*Objective*. Copy the lines of the items verbatim, starting at the line containing "chart-frame: TheBottleneck.com Recommended" and ending with the line containing "itemize the components", both included.
───── Data section ─────
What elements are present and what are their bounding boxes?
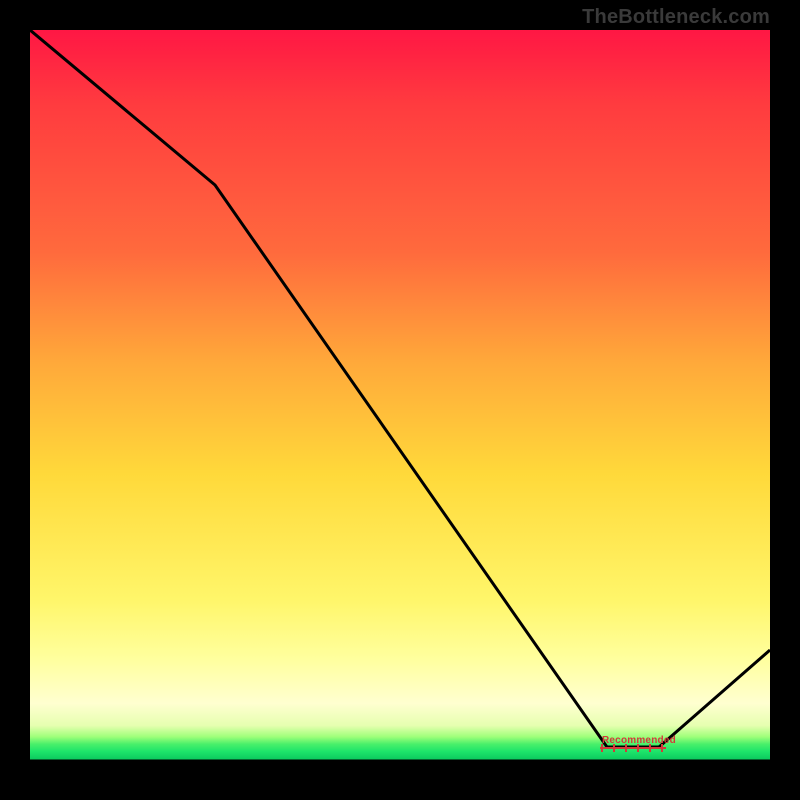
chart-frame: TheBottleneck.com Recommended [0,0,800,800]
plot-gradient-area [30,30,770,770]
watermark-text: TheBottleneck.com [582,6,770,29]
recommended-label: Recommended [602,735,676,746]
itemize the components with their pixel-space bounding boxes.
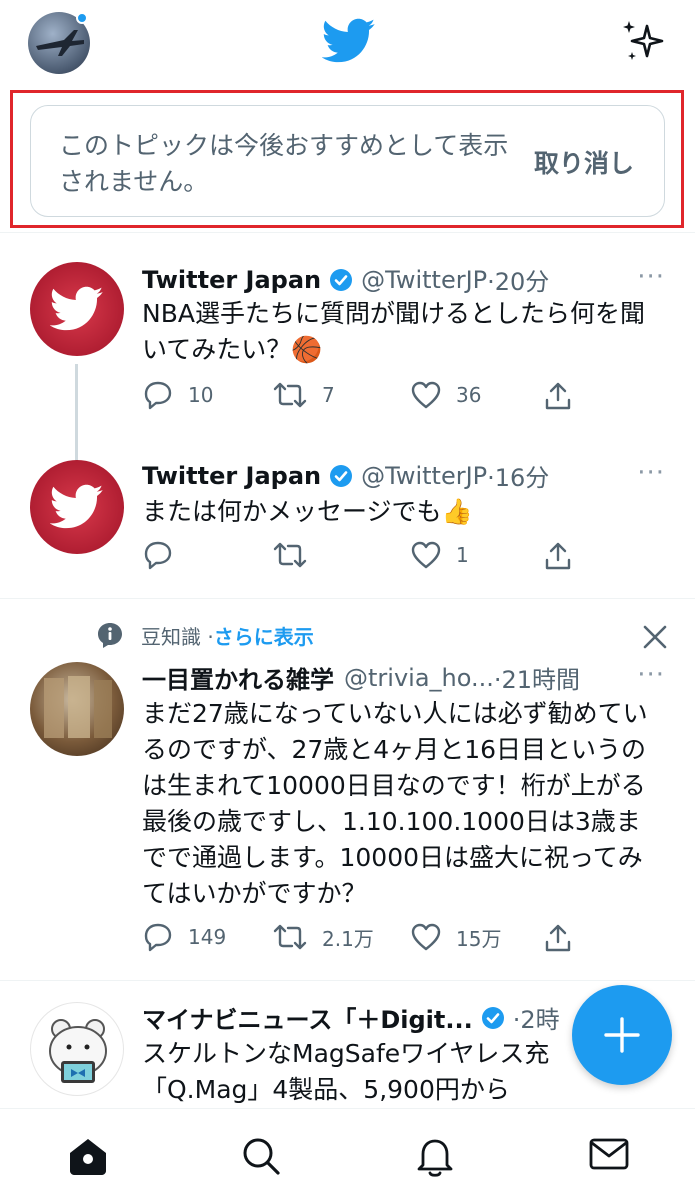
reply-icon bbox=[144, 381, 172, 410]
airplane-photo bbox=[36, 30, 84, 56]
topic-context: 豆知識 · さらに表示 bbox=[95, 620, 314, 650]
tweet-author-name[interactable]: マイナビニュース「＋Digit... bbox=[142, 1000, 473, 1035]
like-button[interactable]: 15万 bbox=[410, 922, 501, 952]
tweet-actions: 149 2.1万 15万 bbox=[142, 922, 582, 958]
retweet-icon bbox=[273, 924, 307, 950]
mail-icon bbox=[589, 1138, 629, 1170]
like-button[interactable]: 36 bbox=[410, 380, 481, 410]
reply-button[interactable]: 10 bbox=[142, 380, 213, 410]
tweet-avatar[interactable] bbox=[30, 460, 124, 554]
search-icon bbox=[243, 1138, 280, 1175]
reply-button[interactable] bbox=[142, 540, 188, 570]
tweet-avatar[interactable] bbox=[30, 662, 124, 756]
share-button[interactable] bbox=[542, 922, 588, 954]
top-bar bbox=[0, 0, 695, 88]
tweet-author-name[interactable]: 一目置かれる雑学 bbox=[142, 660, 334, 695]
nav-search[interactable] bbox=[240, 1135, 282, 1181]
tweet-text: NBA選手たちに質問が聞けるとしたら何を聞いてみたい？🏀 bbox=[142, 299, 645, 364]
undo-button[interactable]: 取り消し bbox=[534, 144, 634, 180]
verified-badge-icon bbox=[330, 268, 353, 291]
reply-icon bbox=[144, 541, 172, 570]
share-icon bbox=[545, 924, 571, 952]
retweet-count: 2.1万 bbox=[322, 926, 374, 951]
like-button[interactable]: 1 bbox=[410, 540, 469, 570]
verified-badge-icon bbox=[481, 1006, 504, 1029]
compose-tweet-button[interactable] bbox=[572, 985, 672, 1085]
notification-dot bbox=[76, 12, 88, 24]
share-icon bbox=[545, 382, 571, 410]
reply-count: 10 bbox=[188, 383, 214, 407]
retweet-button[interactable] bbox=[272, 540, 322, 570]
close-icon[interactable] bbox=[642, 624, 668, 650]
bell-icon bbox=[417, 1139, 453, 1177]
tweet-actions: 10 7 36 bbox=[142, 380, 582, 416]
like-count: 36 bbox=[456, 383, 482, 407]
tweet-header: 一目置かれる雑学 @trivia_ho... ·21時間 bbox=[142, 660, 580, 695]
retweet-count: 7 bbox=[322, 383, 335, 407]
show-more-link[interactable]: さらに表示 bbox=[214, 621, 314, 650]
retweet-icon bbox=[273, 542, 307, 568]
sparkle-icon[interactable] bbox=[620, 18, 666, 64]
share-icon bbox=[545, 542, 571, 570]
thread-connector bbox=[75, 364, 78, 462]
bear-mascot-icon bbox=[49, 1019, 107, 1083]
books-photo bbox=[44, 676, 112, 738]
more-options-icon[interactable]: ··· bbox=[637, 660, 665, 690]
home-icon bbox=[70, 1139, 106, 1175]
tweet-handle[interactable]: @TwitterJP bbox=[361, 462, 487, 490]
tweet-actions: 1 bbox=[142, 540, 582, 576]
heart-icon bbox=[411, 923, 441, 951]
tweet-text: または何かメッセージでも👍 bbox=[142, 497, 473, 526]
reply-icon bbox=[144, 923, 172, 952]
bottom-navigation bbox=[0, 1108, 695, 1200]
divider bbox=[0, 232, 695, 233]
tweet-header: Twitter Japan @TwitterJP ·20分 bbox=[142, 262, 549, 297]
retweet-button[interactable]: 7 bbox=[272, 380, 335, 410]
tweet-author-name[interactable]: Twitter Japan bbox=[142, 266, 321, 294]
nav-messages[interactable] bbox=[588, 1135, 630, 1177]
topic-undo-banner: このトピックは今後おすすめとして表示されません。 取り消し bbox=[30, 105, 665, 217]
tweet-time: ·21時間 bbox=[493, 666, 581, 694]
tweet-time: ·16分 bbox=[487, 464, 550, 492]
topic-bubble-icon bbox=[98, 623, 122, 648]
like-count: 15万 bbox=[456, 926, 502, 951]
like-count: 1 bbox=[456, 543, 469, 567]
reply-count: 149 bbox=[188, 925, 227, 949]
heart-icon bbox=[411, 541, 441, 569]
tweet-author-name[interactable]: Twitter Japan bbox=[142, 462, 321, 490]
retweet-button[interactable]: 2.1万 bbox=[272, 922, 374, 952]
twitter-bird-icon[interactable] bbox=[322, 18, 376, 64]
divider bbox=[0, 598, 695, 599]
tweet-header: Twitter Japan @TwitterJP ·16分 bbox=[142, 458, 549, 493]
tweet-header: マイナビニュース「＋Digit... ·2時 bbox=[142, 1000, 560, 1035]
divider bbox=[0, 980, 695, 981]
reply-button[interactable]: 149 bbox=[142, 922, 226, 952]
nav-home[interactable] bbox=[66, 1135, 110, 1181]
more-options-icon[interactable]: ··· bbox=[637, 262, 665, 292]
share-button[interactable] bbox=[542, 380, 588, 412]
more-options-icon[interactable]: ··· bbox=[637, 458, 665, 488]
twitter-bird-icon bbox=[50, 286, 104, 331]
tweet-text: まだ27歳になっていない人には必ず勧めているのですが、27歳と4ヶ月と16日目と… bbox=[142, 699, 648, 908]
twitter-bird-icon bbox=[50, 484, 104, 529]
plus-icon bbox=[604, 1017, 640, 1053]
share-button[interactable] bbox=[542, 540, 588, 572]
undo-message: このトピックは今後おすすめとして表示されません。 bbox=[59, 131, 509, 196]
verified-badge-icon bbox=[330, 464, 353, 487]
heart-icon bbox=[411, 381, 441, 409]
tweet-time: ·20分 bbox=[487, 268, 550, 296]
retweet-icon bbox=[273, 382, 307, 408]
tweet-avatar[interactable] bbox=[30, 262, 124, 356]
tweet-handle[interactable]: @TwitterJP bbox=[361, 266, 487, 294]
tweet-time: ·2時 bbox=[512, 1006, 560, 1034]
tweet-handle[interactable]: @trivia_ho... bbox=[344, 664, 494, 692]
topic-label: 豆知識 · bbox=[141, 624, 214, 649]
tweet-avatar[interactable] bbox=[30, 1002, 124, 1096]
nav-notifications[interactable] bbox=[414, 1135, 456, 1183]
─────
*Task output*.
chart-frame: TheBottleneck.com Recommended [0,0,800,800]
plot-gradient-area [30,30,770,770]
watermark-text: TheBottleneck.com [582,6,770,29]
recommended-label: Recommended [602,735,676,746]
itemize the components with their pixel-space bounding boxes.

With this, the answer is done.